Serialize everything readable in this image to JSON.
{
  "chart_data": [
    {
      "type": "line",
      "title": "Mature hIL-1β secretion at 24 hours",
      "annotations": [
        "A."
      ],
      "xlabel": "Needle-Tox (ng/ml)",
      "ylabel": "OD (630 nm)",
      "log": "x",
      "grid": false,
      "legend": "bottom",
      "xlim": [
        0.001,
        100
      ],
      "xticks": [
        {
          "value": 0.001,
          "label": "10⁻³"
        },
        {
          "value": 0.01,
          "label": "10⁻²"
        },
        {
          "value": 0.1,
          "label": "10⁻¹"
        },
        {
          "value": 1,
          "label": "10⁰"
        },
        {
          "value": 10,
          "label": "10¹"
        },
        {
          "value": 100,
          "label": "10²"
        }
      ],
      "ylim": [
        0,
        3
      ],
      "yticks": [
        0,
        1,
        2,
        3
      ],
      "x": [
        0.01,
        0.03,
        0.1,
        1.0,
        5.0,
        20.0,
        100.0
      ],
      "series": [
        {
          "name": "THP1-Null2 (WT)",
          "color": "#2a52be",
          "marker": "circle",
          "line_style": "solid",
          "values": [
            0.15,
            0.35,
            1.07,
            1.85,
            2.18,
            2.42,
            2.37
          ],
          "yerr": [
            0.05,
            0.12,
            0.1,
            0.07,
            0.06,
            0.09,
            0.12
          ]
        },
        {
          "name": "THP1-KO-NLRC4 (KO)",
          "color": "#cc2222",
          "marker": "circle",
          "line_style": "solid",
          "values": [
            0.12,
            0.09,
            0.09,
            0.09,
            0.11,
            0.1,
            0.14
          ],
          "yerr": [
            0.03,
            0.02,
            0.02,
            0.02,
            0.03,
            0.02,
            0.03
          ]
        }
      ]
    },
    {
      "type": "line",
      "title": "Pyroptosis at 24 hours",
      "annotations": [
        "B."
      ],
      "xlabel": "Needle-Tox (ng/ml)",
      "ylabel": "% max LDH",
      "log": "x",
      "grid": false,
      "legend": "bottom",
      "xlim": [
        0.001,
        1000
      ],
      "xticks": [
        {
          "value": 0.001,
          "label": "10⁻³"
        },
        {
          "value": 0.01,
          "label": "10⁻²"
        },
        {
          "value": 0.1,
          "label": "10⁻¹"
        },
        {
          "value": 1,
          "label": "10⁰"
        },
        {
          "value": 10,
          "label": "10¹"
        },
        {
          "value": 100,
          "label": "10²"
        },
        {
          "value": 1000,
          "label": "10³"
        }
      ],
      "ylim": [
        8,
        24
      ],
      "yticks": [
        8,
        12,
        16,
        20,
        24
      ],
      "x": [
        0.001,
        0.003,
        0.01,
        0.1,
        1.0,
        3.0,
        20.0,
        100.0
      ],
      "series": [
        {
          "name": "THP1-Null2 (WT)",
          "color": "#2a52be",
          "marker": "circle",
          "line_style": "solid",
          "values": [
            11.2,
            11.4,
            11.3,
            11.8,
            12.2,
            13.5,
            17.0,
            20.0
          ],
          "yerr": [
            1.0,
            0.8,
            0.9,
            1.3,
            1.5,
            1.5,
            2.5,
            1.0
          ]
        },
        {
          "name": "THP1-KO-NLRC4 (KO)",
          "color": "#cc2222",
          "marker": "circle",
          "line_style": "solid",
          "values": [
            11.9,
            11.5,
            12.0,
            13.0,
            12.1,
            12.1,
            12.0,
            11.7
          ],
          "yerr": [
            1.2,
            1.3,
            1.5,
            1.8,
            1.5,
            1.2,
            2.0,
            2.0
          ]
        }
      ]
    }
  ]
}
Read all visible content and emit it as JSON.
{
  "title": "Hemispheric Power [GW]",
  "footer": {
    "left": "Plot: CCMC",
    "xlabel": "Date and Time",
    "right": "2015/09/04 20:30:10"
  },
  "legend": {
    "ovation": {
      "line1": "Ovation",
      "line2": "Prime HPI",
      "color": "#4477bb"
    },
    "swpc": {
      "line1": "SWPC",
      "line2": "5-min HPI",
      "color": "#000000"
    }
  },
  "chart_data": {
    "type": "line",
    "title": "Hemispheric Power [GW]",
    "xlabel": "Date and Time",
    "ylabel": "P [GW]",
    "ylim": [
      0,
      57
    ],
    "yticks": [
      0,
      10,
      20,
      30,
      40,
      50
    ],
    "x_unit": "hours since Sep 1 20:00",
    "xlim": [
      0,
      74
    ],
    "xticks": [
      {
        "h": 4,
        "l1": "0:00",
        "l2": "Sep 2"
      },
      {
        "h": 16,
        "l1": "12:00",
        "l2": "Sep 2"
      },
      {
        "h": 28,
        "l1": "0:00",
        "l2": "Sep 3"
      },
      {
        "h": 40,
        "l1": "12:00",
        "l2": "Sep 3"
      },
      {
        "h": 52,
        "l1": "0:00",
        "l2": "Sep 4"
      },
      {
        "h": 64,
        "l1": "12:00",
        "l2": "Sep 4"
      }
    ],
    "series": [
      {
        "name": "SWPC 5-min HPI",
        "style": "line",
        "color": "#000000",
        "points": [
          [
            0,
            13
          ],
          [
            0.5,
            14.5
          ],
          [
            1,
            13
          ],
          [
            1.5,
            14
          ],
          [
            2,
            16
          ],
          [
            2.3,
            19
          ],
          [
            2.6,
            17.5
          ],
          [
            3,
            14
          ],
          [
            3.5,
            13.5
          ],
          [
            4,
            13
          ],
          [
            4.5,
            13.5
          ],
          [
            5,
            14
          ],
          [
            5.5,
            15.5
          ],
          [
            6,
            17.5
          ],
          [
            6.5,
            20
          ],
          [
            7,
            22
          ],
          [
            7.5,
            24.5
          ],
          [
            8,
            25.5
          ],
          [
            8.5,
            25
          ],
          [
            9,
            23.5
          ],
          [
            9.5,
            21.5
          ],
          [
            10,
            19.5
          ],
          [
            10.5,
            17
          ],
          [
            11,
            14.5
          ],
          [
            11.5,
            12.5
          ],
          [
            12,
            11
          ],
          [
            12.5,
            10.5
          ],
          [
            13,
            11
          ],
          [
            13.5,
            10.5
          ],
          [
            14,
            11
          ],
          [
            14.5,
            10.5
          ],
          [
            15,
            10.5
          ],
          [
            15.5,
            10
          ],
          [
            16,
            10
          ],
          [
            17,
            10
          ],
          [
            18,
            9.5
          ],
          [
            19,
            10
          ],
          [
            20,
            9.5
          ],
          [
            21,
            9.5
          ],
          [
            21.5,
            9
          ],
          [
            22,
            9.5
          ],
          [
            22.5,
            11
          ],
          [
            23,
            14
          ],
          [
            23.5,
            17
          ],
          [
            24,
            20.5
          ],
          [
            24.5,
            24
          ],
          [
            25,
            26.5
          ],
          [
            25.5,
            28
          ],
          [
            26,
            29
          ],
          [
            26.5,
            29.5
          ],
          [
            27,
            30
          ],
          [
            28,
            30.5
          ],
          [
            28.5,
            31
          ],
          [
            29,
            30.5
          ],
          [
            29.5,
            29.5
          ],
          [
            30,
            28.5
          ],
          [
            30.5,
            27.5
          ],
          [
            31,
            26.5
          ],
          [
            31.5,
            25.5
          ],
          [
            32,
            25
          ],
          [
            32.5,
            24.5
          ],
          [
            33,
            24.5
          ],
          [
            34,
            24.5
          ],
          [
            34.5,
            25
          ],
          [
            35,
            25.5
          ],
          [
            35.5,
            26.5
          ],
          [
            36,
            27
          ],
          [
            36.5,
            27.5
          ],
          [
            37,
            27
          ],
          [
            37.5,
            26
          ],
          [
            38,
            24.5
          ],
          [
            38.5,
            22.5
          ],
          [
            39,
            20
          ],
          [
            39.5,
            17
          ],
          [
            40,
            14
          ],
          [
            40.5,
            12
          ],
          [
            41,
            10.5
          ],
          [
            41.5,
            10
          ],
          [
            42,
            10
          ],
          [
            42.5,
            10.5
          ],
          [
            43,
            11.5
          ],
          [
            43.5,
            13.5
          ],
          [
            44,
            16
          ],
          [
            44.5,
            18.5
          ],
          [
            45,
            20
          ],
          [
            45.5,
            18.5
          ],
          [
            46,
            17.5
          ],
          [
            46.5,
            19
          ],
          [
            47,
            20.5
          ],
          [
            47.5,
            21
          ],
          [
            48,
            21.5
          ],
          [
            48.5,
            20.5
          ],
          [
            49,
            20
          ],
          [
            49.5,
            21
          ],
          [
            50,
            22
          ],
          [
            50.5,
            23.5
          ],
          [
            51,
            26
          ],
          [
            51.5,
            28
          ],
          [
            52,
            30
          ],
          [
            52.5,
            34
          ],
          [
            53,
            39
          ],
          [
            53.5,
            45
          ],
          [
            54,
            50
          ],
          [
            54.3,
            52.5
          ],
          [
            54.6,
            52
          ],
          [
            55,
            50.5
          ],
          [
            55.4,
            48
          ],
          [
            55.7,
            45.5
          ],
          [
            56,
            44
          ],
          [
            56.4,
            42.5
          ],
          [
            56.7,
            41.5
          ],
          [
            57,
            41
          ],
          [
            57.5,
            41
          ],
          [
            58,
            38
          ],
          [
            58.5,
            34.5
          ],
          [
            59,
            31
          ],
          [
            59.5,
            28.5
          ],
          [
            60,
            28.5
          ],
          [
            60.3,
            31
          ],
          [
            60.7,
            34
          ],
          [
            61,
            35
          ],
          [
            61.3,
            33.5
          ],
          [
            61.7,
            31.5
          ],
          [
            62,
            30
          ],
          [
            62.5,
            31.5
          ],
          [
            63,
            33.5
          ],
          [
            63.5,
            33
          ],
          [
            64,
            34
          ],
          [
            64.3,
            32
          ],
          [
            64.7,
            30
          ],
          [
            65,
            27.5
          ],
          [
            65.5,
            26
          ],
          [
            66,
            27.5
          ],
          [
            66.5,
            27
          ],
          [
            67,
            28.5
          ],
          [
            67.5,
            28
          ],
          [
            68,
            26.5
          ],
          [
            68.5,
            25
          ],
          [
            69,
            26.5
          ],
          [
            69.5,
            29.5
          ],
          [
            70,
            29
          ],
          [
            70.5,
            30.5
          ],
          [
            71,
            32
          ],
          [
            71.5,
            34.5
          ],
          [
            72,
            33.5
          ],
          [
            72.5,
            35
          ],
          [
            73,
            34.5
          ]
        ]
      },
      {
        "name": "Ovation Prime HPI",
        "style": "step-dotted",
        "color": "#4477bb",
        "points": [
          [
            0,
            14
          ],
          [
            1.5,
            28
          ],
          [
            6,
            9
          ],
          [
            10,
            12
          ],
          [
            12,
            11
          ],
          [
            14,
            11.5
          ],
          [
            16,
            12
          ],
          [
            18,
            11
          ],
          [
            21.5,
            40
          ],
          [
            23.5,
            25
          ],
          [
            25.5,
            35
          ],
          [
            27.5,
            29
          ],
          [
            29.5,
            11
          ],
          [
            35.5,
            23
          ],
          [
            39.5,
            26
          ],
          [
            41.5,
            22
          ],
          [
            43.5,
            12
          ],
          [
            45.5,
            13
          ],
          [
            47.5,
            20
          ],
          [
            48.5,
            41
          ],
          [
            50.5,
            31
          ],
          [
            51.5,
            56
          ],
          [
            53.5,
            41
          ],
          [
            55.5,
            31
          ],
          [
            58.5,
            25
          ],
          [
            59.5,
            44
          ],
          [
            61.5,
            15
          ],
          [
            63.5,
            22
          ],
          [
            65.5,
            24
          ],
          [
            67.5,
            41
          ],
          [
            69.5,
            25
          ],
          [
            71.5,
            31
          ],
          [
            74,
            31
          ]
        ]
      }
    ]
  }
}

#####

§ EXERCISE BRIEF
Reproduce every line from the entries that holds the word "ylabel".

§ ANSWER TO THIS PROBLEM
      "ylabel": "OD (630 nm)",
      "ylabel": "% max LDH",
    "ylabel": "P [GW]",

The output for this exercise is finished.